Items from a dataset
________________________

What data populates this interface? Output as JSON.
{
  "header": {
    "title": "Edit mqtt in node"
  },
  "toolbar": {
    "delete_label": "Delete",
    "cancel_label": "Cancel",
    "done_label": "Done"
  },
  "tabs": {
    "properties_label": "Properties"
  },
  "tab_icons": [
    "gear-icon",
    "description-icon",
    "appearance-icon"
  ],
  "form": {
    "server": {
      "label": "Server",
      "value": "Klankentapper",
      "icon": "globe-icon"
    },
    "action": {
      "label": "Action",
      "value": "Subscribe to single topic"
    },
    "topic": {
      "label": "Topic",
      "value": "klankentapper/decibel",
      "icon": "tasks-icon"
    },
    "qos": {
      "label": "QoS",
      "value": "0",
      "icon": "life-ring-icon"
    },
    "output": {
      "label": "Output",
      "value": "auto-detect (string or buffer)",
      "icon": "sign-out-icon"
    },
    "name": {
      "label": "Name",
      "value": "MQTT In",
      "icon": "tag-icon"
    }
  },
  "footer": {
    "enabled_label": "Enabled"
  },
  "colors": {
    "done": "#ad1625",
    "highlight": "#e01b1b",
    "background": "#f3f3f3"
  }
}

________________________

Required task
Transcribe all of the entries without altering anything.

Task output
What data populates this interface? Output as JSON.
{
  "header": {
    "title": "Edit mqtt in node"
  },
  "toolbar": {
    "delete_label": "Delete",
    "cancel_label": "Cancel",
    "done_label": "Done"
  },
  "tabs": {
    "properties_label": "Properties"
  },
  "tab_icons": [
    "gear-icon",
    "description-icon",
    "appearance-icon"
  ],
  "form": {
    "server": {
      "label": "Server",
      "value": "Klankentapper",
      "icon": "globe-icon"
    },
    "action": {
      "label": "Action",
      "value": "Subscribe to single topic"
    },
    "topic": {
      "label": "Topic",
      "value": "klankentapper/decibel",
      "icon": "tasks-icon"
    },
    "qos": {
      "label": "QoS",
      "value": "0",
      "icon": "life-ring-icon"
    },
    "output": {
      "label": "Output",
      "value": "auto-detect (string or buffer)",
      "icon": "sign-out-icon"
    },
    "name": {
      "label": "Name",
      "value": "MQTT In",
      "icon": "tag-icon"
    }
  },
  "footer": {
    "enabled_label": "Enabled"
  },
  "colors": {
    "done": "#ad1625",
    "highlight": "#e01b1b",
    "background": "#f3f3f3"
  }
}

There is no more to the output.